(Saved entries)
┌────────

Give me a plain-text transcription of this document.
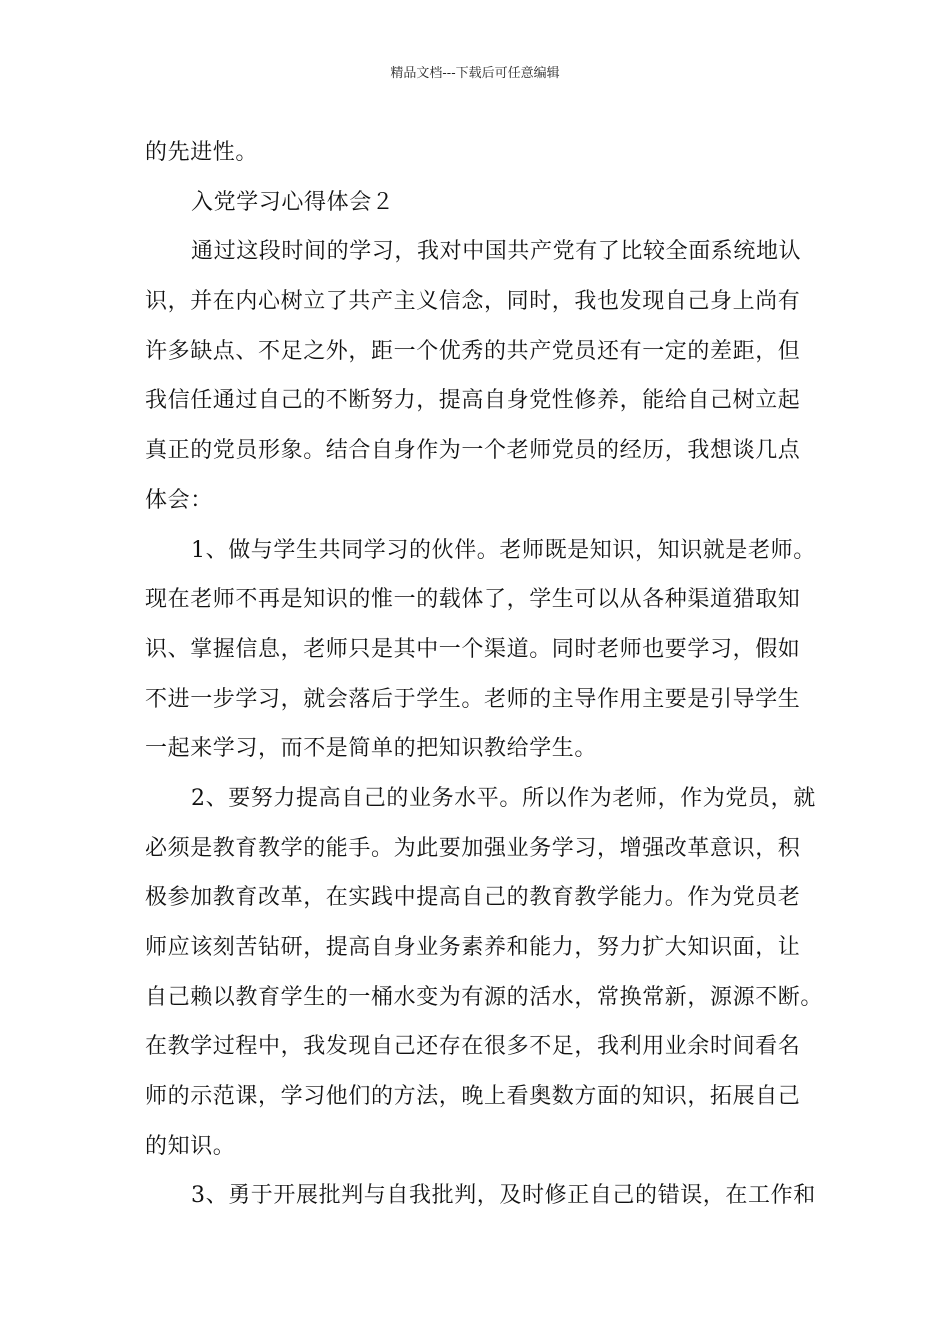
精品文档---下载后可任意编辑
的先进性。
入党学习心得体会２
通过这段时间的学习，我对中国共产党有了比较全面系统地认
识，并在内心树立了共产主义信念，同时，我也发现自己身上尚有
许多缺点、不足之外，距一个优秀的共产党员还有一定的差距，但
我信任通过自己的不断努力，提高自身党性修养，能给自己树立起
真正的党员形象。结合自身作为一个老师党员的经历，我想谈几点
体会：
1、做与学生共同学习的伙伴。老师既是知识，知识就是老师。
现在老师不再是知识的惟一的载体了，学生可以从各种渠道猎取知
识、掌握信息，老师只是其中一个渠道。同时老师也要学习，假如
不进一步学习，就会落后于学生。老师的主导作用主要是引导学生
一起来学习，而不是简单的把知识教给学生。
2、要努力提高自己的业务水平。所以作为老师，作为党员，就
必须是教育教学的能手。为此要加强业务学习，增强改革意识，积
极参加教育改革，在实践中提高自己的教育教学能力。作为党员老
师应该刻苦钻研，提高自身业务素养和能力，努力扩大知识面，让
自己赖以教育学生的一桶水变为有源的活水，常换常新，源源不断。
在教学过程中，我发现自己还存在很多不足，我利用业余时间看名
师的示范课，学习他们的方法，晚上看奥数方面的知识，拓展自己
的知识。
3、勇于开展批判与自我批判，及时修正自己的错误，在工作和
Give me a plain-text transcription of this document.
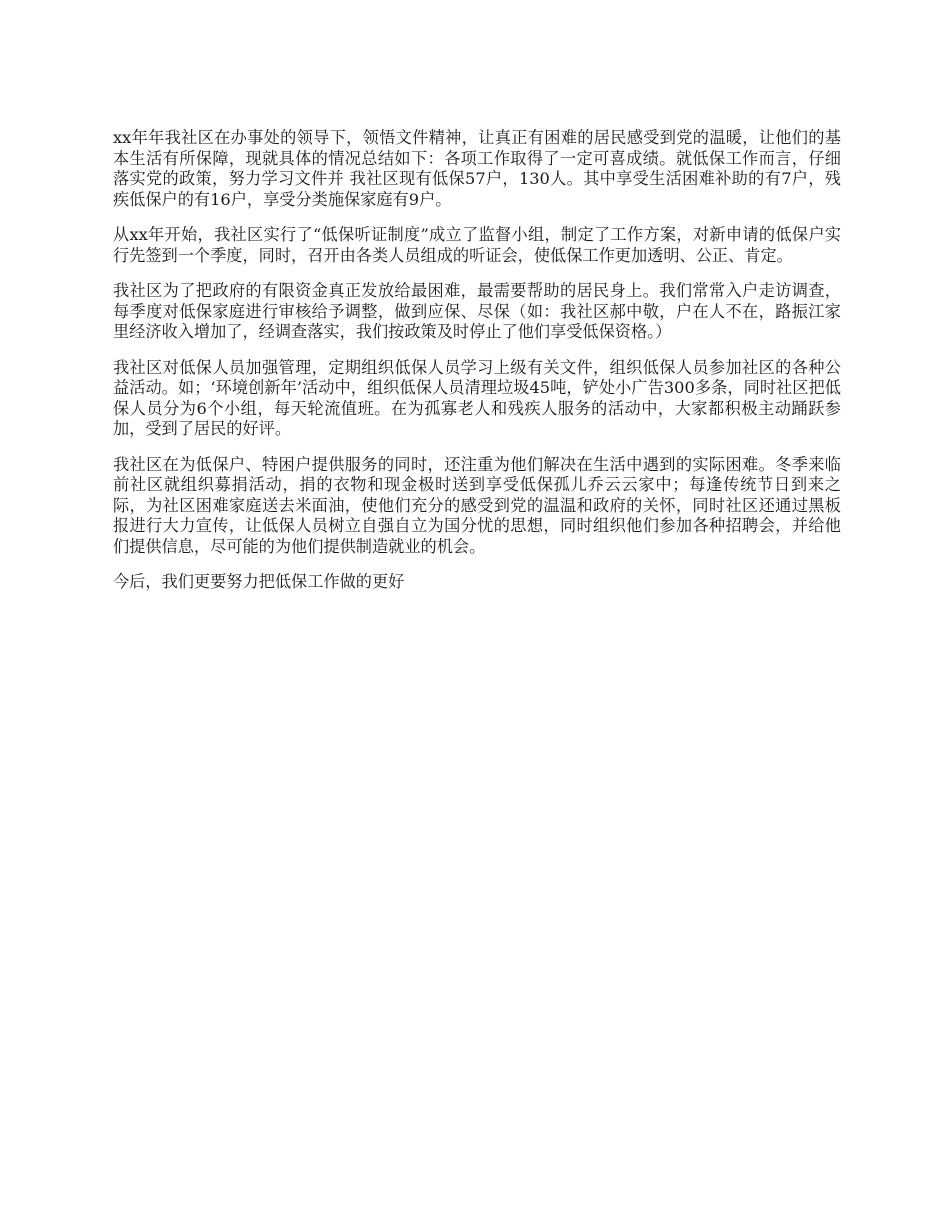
xx年年我社区在办事处的领导下，领悟文件精神，让真正有困难的居民感受到党的温暖，让他们的基本生活有所保障，现就具体的情况总结如下：各项工作取得了一定可喜成绩。就低保工作而言，仔细落实党的政策，努力学习文件并 我社区现有低保57户，130人。其中享受生活困难补助的有7户，残疾低保户的有16户，享受分类施保家庭有9户。

从xx年开始，我社区实行了“低保听证制度”成立了监督小组，制定了工作方案，对新申请的低保户实行先签到一个季度，同时，召开由各类人员组成的听证会，使低保工作更加透明、公正、肯定。

我社区为了把政府的有限资金真正发放给最困难，最需要帮助的居民身上。我们常常入户走访调查，每季度对低保家庭进行审核给予调整，做到应保、尽保（如：我社区郝中敬，户在人不在，路振江家里经济收入增加了，经调查落实，我们按政策及时停止了他们享受低保资格。）

我社区对低保人员加强管理，定期组织低保人员学习上级有关文件，组织低保人员参加社区的各种公益活动。如；‘环境创新年’活动中，组织低保人员清理垃圾45吨，铲处小广告300多条，同时社区把低保人员分为6个小组，每天轮流值班。在为孤寡老人和残疾人服务的活动中，大家都积极主动踊跃参加，受到了居民的好评。

我社区在为低保户、特困户提供服务的同时，还注重为他们解决在生活中遇到的实际困难。冬季来临前社区就组织募捐活动，捐的衣物和现金极时送到享受低保孤儿乔云云家中；每逢传统节日到来之际，为社区困难家庭送去米面油，使他们充分的感受到党的温温和政府的关怀，同时社区还通过黑板报进行大力宣传，让低保人员树立自强自立为国分忧的思想，同时组织他们参加各种招聘会，并给他们提供信息，尽可能的为他们提供制造就业的机会。

今后，我们更要努力把低保工作做的更好
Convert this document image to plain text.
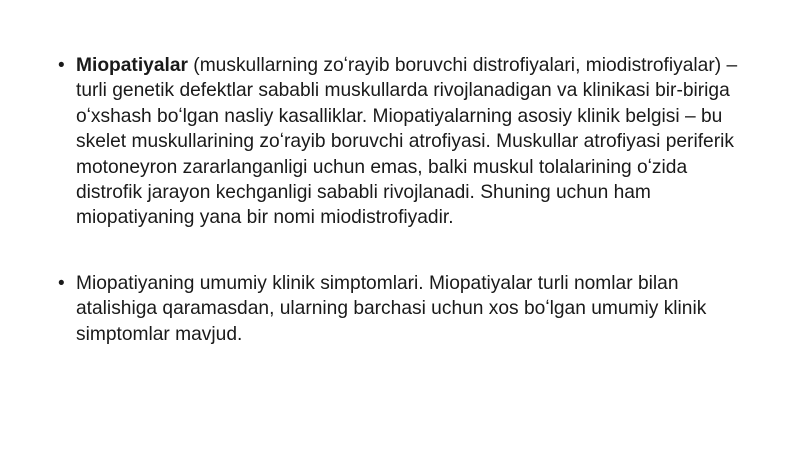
• Miopatiyalar (muskullarning zoʻrayib boruvchi distrofiyalari, miodistrofiyalar) – turli genetik defektlar sababli muskullarda rivojlanadigan va klinikasi bir-biriga oʻxshash boʻlgan nasliy kasalliklar. Miopatiyalarning asosiy klinik belgisi – bu skelet muskullarining zoʻrayib boruvchi atrofiyasi. Muskullar atrofiyasi periferik motoneyron zararlanganligi uchun emas, balki muskul tolalarining oʻzida distrofik jarayon kechganligi sababli rivojlanadi. Shuning uchun ham miopatiyaning yana bir nomi miodistrofiyadir.
• Miopatiyaning umumiy klinik simptomlari. Miopatiyalar turli nomlar bilan atalishiga qaramasdan, ularning barchasi uchun xos boʻlgan umumiy klinik simptomlar mavjud.
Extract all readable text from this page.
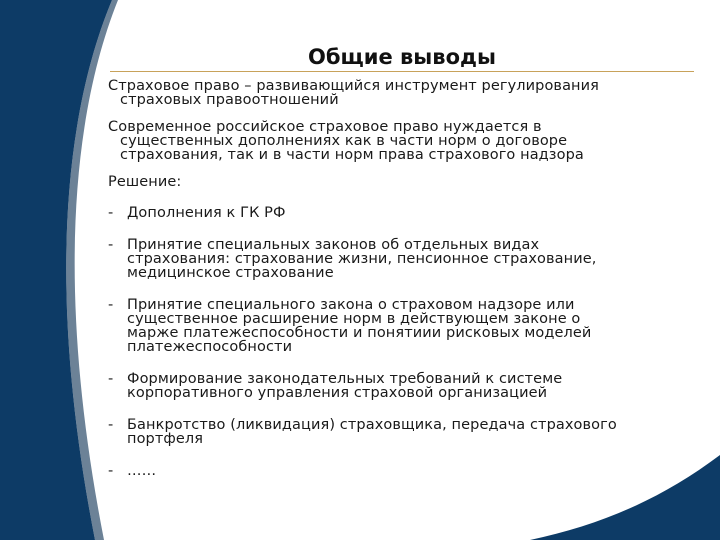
Общие выводы
Страховое право – развивающийся инструмент регулирования
страховых правоотношений
Современное российское страховое право нуждается в
существенных дополнениях как в части норм о договоре
страхования, так и в части норм права страхового надзора
Решение:
- Дополнения к ГК РФ
- Принятие специальных законов об отдельных видах
страхования: страхование жизни, пенсионное страхование,
медицинское страхование
- Принятие специального закона о страховом надзоре или
существенное расширение норм в действующем законе о
марже платежеспособности и понятиии рисковых моделей
платежеспособности
- Формирование законодательных требований к системе
корпоративного управления страховой организацией
- Банкротство (ликвидация) страховщика, передача страхового
портфеля
- ……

└────────

*WHAT THE EXERCISE ASKS:*
Copy out each line of the data where the string "части" appears.

*RESULT OF THE TASK:*
существенных дополнениях как в части норм о договоре
страхования, так и в части норм права страхового надзора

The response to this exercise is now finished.